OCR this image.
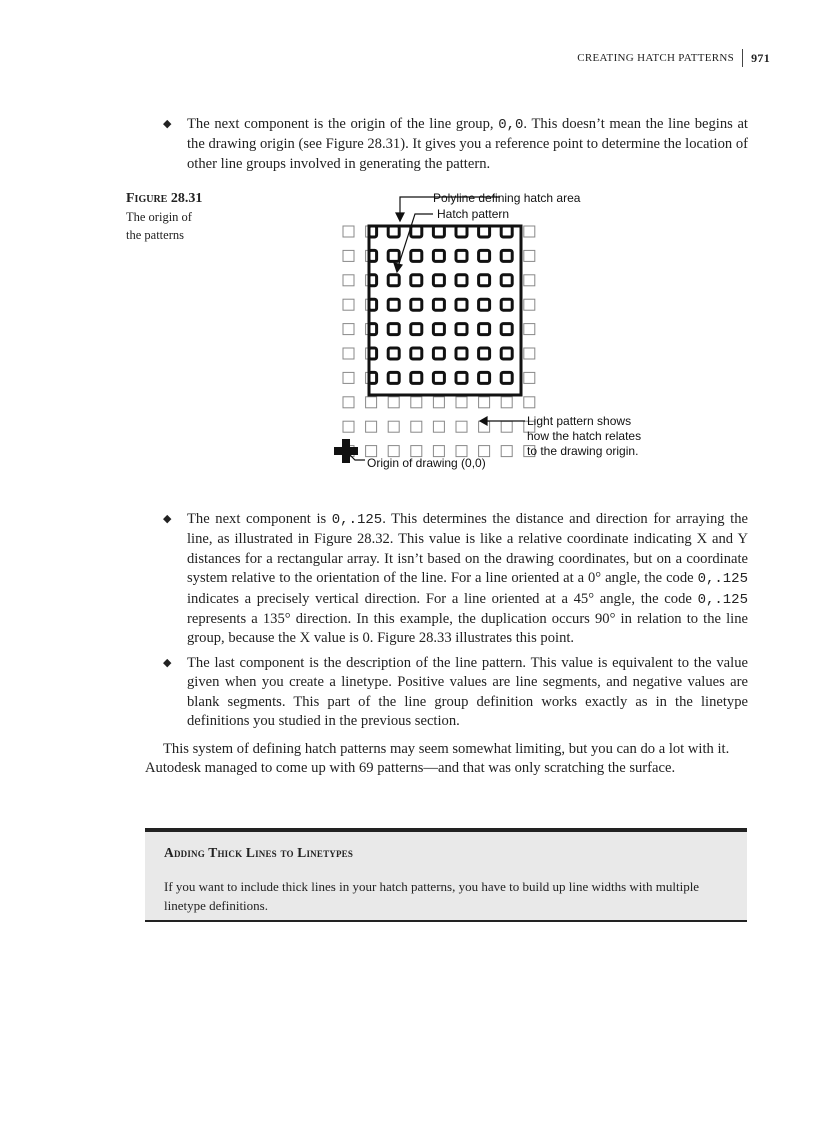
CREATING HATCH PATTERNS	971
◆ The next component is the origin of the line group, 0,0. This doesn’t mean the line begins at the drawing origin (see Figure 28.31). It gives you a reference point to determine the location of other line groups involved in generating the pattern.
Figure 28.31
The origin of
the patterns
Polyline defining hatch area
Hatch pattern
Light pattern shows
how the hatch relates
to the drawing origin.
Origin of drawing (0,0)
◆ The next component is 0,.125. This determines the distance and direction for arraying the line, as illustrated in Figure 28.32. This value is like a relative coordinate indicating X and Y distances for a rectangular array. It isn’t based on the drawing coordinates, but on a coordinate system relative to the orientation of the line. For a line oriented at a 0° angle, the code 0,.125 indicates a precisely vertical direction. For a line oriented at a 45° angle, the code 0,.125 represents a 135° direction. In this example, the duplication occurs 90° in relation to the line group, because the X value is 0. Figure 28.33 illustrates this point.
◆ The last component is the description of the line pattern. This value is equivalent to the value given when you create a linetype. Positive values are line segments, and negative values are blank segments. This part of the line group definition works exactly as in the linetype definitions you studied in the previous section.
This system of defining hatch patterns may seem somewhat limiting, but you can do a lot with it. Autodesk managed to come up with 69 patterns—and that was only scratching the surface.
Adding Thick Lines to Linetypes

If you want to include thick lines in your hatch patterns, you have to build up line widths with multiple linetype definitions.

━━━━━━

Find the word "next" in the data and copy out each line where it turns up.

◆ The next component is the origin of the line group, 0,0. This doesn’t mean the line begins at the drawing origin (see Figure 28.31). It gives you a reference point to determine the location of other line groups involved in generating the pattern.
◆ The next component is 0,.125. This determines the distance and direction for arraying the line, as illustrated in Figure 28.32. This value is like a relative coordinate indicating X and Y distances for a rectangular array. It isn’t based on the drawing coordinates, but on a coordinate system relative to the orientation of the line. For a line oriented at a 0° angle, the code 0,.125 indicates a precisely vertical direction. For a line oriented at a 45° angle, the code 0,.125 represents a 135° direction. In this example, the duplication occurs 90° in relation to the line group, because the X value is 0. Figure 28.33 illustrates this point.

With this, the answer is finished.